» **SET TASK 1**
Answer these from the forum thread on printing invalid dates:
(a) What type of variable is Char_DOB?
(b) What WHERE statement does the reply offer?
(c) How many posts does the Super User have?
» **SET TASK 2**
Reproduce part of the forum thread on invalid dates word for word, beginning at the words "Re: print only" and stopping after "character, a period.".
» **SET TASK 3**
Go on with the forum thread about printing invalid dates from the point where it stops.

*** SUPPLIED PASSAGE ***

DATA Step, Macro, Functions and more

print only data with invalid dates

Reply
Contributor
Posts: 25

print only data with invalid dates

Trying to solve this question:

  1. Show the listing of observations with SSN, “corrected” numeric date-of-birth and “invalid” character date-of-birth variables for observations with invalid dates of birth.

 

This is the code I tried:

 

proc print data=hi.student;
where Char_DOB = .;
var SSN Total_DOB Char_DOB;
run;

 

Char_DOB is a character variable and Total_DOB is a numeric.

 

Since the empty fields for char_dobs are .'s i assumed they were missing but i guess they are the invalid dates and i have no idea how to make a where statement for that.

 

Super User
Posts: 19,772

Re: print only data with invalid dates

[ Edited ]

The answer was in previous post. 

 

Where char_dob = '.';

 

It's likely you made a mistake in conversion so missing was converted to a single character, a period. 

 


larkjr18 wrote:

Trying to solve this question:

  1. Show the listing of observations with SSN, “corrected” numeric date-of-birth and “invalid” character date-of-birth variables for observations with invalid dates of birth.

*** PROVIDED DATA ***

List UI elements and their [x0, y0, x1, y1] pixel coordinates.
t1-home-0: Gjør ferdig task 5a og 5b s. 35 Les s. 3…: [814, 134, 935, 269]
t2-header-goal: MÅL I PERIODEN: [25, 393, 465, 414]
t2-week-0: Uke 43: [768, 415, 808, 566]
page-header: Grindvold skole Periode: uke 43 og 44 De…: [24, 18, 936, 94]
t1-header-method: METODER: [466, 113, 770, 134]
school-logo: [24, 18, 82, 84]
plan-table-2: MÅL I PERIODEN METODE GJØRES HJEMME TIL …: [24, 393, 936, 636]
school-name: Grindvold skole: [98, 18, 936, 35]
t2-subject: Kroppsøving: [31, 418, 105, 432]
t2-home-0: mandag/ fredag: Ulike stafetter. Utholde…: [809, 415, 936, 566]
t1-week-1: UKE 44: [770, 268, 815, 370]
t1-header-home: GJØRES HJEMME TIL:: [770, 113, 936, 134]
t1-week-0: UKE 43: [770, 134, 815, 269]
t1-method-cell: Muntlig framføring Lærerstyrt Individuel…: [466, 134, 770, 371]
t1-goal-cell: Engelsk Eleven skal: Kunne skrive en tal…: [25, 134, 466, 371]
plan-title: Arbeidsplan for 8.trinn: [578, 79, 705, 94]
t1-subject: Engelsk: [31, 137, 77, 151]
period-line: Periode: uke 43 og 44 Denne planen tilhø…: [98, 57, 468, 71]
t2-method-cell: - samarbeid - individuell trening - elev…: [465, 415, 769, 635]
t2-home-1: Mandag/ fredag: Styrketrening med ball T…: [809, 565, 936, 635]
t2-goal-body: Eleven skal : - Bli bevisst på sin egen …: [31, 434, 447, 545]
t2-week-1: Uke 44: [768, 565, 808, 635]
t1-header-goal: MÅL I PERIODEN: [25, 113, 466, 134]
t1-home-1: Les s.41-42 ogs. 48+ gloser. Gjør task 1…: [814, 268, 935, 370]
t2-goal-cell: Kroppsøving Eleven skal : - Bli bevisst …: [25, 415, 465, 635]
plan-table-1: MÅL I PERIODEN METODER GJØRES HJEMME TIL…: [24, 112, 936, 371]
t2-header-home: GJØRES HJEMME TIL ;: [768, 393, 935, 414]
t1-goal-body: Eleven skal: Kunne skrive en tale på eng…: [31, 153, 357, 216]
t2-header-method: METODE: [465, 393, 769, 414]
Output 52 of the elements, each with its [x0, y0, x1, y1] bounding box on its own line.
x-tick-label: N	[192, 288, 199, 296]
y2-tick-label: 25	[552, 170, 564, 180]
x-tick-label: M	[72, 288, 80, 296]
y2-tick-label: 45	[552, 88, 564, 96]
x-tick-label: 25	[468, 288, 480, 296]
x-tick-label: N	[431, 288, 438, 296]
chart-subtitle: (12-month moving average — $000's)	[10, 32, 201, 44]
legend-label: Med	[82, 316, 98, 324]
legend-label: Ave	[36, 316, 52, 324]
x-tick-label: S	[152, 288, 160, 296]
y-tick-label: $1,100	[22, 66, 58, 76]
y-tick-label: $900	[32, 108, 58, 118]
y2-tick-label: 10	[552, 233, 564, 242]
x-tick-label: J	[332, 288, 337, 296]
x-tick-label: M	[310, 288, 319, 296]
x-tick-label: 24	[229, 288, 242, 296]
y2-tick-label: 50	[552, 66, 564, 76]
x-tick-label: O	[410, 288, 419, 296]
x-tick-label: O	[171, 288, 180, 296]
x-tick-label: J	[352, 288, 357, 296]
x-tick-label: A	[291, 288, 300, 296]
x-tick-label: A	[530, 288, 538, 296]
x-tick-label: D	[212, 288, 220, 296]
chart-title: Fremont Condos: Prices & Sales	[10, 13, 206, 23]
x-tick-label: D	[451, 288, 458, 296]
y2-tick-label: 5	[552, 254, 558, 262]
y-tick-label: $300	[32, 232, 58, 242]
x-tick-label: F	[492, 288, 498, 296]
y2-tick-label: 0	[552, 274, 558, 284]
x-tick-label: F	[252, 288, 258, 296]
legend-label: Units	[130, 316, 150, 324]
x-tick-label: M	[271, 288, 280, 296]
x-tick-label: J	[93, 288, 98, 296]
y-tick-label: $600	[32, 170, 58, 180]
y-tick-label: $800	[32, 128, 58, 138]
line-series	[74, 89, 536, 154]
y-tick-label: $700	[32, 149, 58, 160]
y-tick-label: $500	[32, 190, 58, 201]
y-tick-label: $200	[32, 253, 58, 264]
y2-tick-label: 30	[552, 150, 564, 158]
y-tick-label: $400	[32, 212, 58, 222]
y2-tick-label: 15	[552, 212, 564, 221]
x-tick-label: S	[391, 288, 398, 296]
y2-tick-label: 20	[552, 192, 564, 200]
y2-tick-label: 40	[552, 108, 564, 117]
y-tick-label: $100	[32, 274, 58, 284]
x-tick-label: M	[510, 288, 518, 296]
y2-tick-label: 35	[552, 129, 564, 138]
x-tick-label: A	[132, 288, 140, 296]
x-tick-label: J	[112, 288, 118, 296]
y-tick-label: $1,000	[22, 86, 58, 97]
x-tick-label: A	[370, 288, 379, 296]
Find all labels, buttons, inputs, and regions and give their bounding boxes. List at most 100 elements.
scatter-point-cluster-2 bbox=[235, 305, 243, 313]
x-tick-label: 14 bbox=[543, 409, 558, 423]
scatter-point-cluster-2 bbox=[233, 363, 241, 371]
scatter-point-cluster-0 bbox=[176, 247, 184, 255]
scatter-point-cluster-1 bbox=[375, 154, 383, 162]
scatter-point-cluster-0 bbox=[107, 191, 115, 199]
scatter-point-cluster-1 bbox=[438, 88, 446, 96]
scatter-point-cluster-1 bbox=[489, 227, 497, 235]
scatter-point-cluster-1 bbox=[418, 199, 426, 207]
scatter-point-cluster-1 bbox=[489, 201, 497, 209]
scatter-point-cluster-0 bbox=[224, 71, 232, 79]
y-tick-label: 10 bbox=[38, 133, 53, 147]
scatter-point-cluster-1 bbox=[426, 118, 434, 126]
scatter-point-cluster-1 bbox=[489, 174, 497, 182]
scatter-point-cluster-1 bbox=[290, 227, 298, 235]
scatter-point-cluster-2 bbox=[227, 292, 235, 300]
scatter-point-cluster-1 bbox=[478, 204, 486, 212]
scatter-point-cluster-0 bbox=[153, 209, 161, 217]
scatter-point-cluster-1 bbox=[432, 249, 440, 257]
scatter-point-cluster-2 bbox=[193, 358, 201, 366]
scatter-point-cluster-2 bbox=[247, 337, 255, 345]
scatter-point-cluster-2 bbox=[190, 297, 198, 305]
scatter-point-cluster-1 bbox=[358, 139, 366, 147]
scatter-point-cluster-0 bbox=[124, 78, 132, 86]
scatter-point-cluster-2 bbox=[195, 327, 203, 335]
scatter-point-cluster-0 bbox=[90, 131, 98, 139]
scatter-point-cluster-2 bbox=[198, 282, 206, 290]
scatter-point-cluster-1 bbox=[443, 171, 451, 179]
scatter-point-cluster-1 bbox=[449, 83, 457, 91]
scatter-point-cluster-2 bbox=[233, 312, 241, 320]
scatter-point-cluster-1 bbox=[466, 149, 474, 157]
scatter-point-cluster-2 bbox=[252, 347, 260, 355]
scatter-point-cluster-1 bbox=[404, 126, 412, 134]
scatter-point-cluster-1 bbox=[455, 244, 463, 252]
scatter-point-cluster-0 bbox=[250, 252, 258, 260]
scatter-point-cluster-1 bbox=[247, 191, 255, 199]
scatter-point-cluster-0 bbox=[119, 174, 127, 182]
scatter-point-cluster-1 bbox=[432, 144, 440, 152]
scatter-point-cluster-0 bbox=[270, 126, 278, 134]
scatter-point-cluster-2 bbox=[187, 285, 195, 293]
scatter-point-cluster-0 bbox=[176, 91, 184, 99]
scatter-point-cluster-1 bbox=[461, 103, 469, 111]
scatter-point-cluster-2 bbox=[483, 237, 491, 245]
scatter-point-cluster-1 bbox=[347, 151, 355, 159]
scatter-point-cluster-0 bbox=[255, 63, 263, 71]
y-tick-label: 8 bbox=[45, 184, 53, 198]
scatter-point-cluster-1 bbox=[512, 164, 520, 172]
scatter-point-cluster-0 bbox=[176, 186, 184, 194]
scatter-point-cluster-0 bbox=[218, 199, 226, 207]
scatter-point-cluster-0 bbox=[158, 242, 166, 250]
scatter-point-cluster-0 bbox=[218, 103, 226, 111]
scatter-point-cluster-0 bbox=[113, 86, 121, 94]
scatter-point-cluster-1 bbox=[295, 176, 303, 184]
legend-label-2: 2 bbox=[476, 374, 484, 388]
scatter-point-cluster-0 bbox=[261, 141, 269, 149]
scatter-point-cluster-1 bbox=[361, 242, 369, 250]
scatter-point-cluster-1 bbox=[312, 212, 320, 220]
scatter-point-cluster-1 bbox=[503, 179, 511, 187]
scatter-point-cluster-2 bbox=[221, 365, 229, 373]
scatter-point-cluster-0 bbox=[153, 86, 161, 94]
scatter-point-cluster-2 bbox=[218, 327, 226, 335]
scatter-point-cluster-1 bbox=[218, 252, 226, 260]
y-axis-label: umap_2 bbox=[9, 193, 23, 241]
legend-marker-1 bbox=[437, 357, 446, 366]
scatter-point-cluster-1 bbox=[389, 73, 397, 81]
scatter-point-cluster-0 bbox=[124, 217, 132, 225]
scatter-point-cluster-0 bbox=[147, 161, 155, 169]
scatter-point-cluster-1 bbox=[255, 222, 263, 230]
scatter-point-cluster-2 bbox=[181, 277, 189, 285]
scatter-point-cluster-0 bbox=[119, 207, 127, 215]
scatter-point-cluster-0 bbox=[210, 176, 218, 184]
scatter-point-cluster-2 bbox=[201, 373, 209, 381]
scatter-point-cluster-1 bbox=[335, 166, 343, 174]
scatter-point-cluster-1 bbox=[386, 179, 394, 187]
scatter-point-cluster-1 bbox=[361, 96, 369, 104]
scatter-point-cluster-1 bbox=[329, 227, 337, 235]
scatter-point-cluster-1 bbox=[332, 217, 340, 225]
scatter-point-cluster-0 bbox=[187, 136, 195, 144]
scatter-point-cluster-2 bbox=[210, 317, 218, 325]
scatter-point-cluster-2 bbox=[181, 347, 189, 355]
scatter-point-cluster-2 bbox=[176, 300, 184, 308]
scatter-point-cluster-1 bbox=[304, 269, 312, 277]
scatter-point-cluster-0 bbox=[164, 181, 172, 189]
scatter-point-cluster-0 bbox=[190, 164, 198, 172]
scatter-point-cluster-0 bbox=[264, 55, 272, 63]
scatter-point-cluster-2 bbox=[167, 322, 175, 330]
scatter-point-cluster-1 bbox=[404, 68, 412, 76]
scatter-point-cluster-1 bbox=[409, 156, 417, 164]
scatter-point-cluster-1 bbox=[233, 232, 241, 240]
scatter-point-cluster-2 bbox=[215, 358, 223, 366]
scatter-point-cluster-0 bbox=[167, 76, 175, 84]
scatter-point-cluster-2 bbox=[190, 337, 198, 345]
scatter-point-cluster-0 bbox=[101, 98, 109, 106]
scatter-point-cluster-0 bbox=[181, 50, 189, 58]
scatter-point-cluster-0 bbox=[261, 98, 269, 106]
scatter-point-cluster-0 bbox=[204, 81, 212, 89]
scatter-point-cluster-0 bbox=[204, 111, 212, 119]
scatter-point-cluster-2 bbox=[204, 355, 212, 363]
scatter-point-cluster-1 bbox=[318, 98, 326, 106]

***

» **EXERCISE RESULT 1**
(a) A character variable.
(b) Where char_dob = '.';
(c) 19,772.

» **EXERCISE RESULT 2**
Re: print only data with invalid dates

[ Edited ]

The answer was in previous post. 

 

Where char_dob = '.';

 

It's likely you made a mistake in conversion so missing was converted to a single character, a period.

» **EXERCISE RESULT 3**
 

This is the code I tried:

 

proc print data=hi.student;
where Char_DOB = .;
var SSN Total_DOB Char_DOB;
run;

 

Char_DOB is a character variable and Total_DOB is a numeric.

 

Since the empty fields for char_dobs are .'s i assumed they were missing but i guess they are the invalid dates and i have no idea how to make a where statement for that.

 


 

Contributor
Posts: 25

Re: print only data with invalid dates

I'm getting this in the SAS log when I run it

NOTE: No observations were selected from data set HI.STUDENT.
NOTE: There were 0 observations read from the data set HI.STUDENT.
WHERE Char_DOB='.';
NOTE: PROCEDURE PRINT used (Total process time):
real time 0.01 seconds
cpu time 0.01 seconds

Super User
Posts: 19,772

Re: print only data with invalid dates

Well, then I repeat my previous last answer - Please show a proc contents for the dataset, an image of your invalid data and the code and log. 

 

FYI - reposting the same question isn't helpful in the long run. I'll merge the threads once this is answered. 

Contributor
Posts: 25

Re: print only data with invalid dates

[ Edited ]

Here is my code: I also added pics of the data set and proc contents

 

libname hi
'C:\Users\larkj\Desktop';
proc format library = hi;
value season
1='Fall' 2='Spring' 3='Summer';
value $sx
'M'='Male' 'F'='Female';
value race
.='Missing' 2='Hispanic' 3='Puerto Rican'
4='Mexican American' 5='Asian American'
6='Caucasian' 7='American Indian' 8='African American'
9='Other';
;
run;
options fmtsearch=(hi)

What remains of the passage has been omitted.